### TASK BRIEF
Please repeat the rows below word for word, starting at the line that contains "Where are 29" and stopping after the line that contains "y-tick-label: 9,0: [88, 93, 102, 102]". Leave out any pictures.

### DATA FOR THIS EXERCISE
☆ ☆ ☆ ☆

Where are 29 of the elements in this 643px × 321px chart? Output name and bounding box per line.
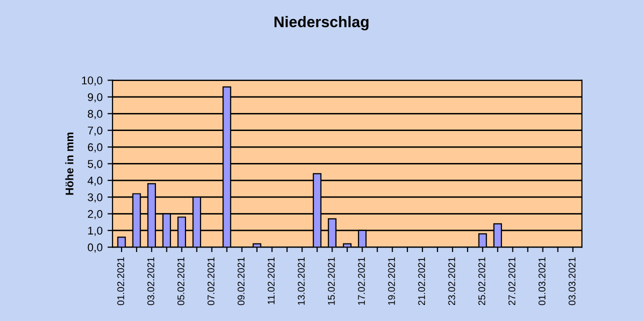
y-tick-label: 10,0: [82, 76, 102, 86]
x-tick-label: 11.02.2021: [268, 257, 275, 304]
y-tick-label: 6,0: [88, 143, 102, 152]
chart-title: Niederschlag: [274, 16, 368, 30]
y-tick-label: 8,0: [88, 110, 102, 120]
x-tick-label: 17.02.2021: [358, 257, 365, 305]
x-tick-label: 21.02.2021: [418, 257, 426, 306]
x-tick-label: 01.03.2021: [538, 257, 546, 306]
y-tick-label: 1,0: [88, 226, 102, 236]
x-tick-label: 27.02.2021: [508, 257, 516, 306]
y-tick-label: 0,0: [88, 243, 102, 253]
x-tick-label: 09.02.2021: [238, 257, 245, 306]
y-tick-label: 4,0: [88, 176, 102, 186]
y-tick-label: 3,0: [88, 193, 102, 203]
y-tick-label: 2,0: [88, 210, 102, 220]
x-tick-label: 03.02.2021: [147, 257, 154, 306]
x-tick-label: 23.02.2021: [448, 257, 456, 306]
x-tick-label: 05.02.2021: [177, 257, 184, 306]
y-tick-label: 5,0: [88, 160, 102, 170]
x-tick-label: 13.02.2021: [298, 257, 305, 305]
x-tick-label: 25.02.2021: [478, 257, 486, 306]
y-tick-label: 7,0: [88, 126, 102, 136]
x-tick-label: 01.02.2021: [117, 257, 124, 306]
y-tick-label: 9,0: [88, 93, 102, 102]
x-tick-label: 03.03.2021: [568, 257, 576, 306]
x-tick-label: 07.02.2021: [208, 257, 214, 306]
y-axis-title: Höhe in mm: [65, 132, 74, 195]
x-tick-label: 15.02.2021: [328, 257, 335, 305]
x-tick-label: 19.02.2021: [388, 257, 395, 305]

☆ ☆ ☆ ☆

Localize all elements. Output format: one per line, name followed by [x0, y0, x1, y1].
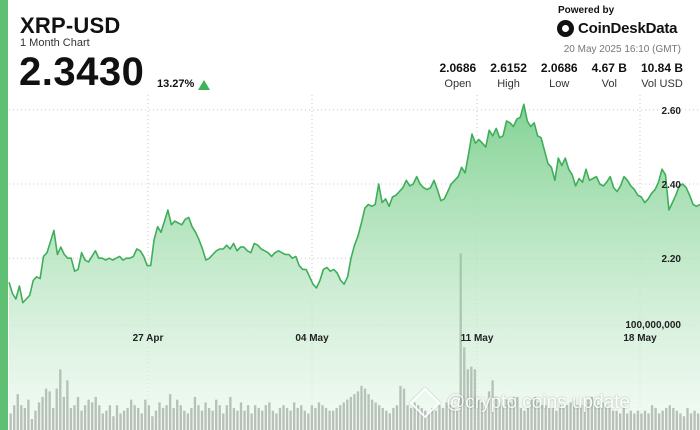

☆ ☆ ☆ ☆

### COMPLETED TASK
Where are 29 of the elements in this 643px × 321px chart? Output name and bounding box per line.
y-tick-label: 10,0: [82, 76, 102, 86]
x-tick-label: 11.02.2021: [268, 257, 275, 304]
y-tick-label: 6,0: [88, 143, 102, 152]
chart-title: Niederschlag: [274, 16, 368, 30]
y-tick-label: 8,0: [88, 110, 102, 120]
x-tick-label: 17.02.2021: [358, 257, 365, 305]
x-tick-label: 21.02.2021: [418, 257, 426, 306]
x-tick-label: 01.03.2021: [538, 257, 546, 306]
y-tick-label: 1,0: [88, 226, 102, 236]
x-tick-label: 27.02.2021: [508, 257, 516, 306]
y-tick-label: 0,0: [88, 243, 102, 253]
x-tick-label: 09.02.2021: [238, 257, 245, 306]
y-tick-label: 4,0: [88, 176, 102, 186]
y-tick-label: 3,0: [88, 193, 102, 203]
y-tick-label: 2,0: [88, 210, 102, 220]
x-tick-label: 03.02.2021: [147, 257, 154, 306]
x-tick-label: 23.02.2021: [448, 257, 456, 306]
x-tick-label: 05.02.2021: [177, 257, 184, 306]
y-tick-label: 5,0: [88, 160, 102, 170]
x-tick-label: 13.02.2021: [298, 257, 305, 305]
x-tick-label: 25.02.2021: [478, 257, 486, 306]
y-tick-label: 7,0: [88, 126, 102, 136]
x-tick-label: 01.02.2021: [117, 257, 124, 306]
y-tick-label: 9,0: [88, 93, 102, 102]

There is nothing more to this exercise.